What you have to do:
Only the number is needed: how many lines contain the word "МУНИЦИПАЛЬНОГО"?

Task material:
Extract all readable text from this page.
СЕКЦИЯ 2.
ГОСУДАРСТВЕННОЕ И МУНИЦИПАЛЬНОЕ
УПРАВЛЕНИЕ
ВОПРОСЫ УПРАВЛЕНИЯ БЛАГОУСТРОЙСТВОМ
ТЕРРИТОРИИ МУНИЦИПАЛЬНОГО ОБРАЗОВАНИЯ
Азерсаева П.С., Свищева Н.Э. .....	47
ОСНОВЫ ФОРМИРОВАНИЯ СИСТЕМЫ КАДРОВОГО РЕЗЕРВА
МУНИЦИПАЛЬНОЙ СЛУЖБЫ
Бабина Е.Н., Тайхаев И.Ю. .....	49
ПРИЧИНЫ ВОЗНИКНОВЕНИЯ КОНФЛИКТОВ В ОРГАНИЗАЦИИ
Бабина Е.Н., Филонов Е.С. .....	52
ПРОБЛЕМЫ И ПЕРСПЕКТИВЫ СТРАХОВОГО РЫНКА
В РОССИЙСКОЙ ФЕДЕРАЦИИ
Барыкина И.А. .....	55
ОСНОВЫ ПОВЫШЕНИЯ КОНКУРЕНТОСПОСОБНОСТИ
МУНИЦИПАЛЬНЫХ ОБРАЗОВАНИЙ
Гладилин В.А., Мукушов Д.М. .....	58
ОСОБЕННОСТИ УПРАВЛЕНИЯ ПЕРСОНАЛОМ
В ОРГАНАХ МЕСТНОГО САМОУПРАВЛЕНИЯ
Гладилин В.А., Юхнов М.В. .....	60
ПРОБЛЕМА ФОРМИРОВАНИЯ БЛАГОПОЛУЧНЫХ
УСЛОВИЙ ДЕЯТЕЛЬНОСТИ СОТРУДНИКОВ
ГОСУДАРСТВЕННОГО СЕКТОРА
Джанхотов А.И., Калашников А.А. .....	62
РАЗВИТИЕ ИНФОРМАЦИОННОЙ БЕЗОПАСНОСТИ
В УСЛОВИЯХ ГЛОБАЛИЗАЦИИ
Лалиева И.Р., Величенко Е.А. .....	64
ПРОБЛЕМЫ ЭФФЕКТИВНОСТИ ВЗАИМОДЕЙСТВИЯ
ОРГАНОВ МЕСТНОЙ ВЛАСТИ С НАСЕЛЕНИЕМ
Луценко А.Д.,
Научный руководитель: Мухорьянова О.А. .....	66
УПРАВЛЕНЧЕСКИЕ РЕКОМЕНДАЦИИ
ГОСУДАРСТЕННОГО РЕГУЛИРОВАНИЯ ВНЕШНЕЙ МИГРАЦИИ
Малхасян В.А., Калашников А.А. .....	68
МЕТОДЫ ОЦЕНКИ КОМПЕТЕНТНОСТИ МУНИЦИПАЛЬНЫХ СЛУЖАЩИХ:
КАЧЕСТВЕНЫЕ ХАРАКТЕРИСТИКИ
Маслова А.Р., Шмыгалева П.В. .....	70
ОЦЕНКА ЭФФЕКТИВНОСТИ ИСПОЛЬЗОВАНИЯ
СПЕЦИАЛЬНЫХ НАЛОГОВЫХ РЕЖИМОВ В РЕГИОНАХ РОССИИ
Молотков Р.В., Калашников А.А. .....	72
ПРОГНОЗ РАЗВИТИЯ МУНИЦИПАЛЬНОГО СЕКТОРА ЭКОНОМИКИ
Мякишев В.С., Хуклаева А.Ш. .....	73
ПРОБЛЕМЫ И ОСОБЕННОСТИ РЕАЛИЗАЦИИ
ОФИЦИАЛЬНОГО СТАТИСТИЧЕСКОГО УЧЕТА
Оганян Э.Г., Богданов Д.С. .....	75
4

Answer to the exercise:
2